__Task goal__:
Quote the data below in full, minus the images.

::: Data for the task

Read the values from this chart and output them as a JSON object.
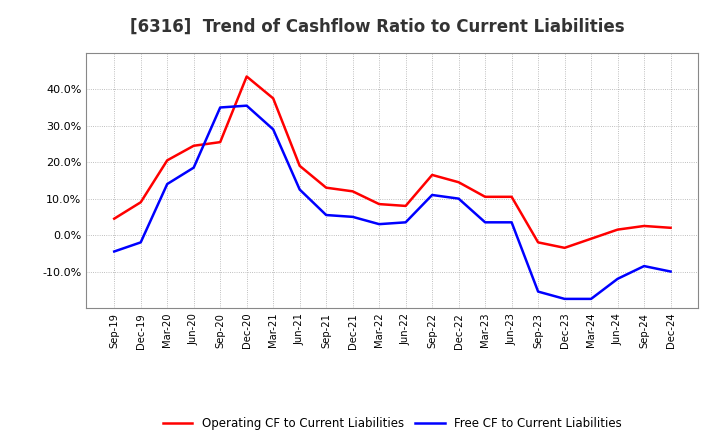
{
  "title": "[6316]  Trend of Cashflow Ratio to Current Liabilities",
  "x_labels": [
    "Sep-19",
    "Dec-19",
    "Mar-20",
    "Jun-20",
    "Sep-20",
    "Dec-20",
    "Mar-21",
    "Jun-21",
    "Sep-21",
    "Dec-21",
    "Mar-22",
    "Jun-22",
    "Sep-22",
    "Dec-22",
    "Mar-23",
    "Jun-23",
    "Sep-23",
    "Dec-23",
    "Mar-24",
    "Jun-24",
    "Sep-24",
    "Dec-24"
  ],
  "operating_cf": [
    4.5,
    9.0,
    20.5,
    24.5,
    25.5,
    43.5,
    37.5,
    19.0,
    13.0,
    12.0,
    8.5,
    8.0,
    16.5,
    14.5,
    10.5,
    10.5,
    -2.0,
    -3.5,
    -1.0,
    1.5,
    2.5,
    2.0
  ],
  "free_cf": [
    -4.5,
    -2.0,
    14.0,
    18.5,
    35.0,
    35.5,
    29.0,
    12.5,
    5.5,
    5.0,
    3.0,
    3.5,
    11.0,
    10.0,
    3.5,
    3.5,
    -15.5,
    -17.5,
    -17.5,
    -12.0,
    -8.5,
    -10.0
  ],
  "operating_color": "#FF0000",
  "free_color": "#0000FF",
  "ylim_min": -20,
  "ylim_max": 50,
  "yticks": [
    -10,
    0,
    10,
    20,
    30,
    40
  ],
  "background_color": "#FFFFFF",
  "plot_bg_color": "#FFFFFF",
  "grid_color": "#AAAAAA",
  "title_fontsize": 12,
  "legend_labels": [
    "Operating CF to Current Liabilities",
    "Free CF to Current Liabilities"
  ]
}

::::::

__Answer to this task__:
Read the values from this chart and output them as a JSON object.
{
  "title": "[6316]  Trend of Cashflow Ratio to Current Liabilities",
  "x_labels": [
    "Sep-19",
    "Dec-19",
    "Mar-20",
    "Jun-20",
    "Sep-20",
    "Dec-20",
    "Mar-21",
    "Jun-21",
    "Sep-21",
    "Dec-21",
    "Mar-22",
    "Jun-22",
    "Sep-22",
    "Dec-22",
    "Mar-23",
    "Jun-23",
    "Sep-23",
    "Dec-23",
    "Mar-24",
    "Jun-24",
    "Sep-24",
    "Dec-24"
  ],
  "operating_cf": [
    4.5,
    9.0,
    20.5,
    24.5,
    25.5,
    43.5,
    37.5,
    19.0,
    13.0,
    12.0,
    8.5,
    8.0,
    16.5,
    14.5,
    10.5,
    10.5,
    -2.0,
    -3.5,
    -1.0,
    1.5,
    2.5,
    2.0
  ],
  "free_cf": [
    -4.5,
    -2.0,
    14.0,
    18.5,
    35.0,
    35.5,
    29.0,
    12.5,
    5.5,
    5.0,
    3.0,
    3.5,
    11.0,
    10.0,
    3.5,
    3.5,
    -15.5,
    -17.5,
    -17.5,
    -12.0,
    -8.5,
    -10.0
  ],
  "operating_color": "#FF0000",
  "free_color": "#0000FF",
  "ylim_min": -20,
  "ylim_max": 50,
  "yticks": [
    -10,
    0,
    10,
    20,
    30,
    40
  ],
  "background_color": "#FFFFFF",
  "plot_bg_color": "#FFFFFF",
  "grid_color": "#AAAAAA",
  "title_fontsize": 12,
  "legend_labels": [
    "Operating CF to Current Liabilities",
    "Free CF to Current Liabilities"
  ]
}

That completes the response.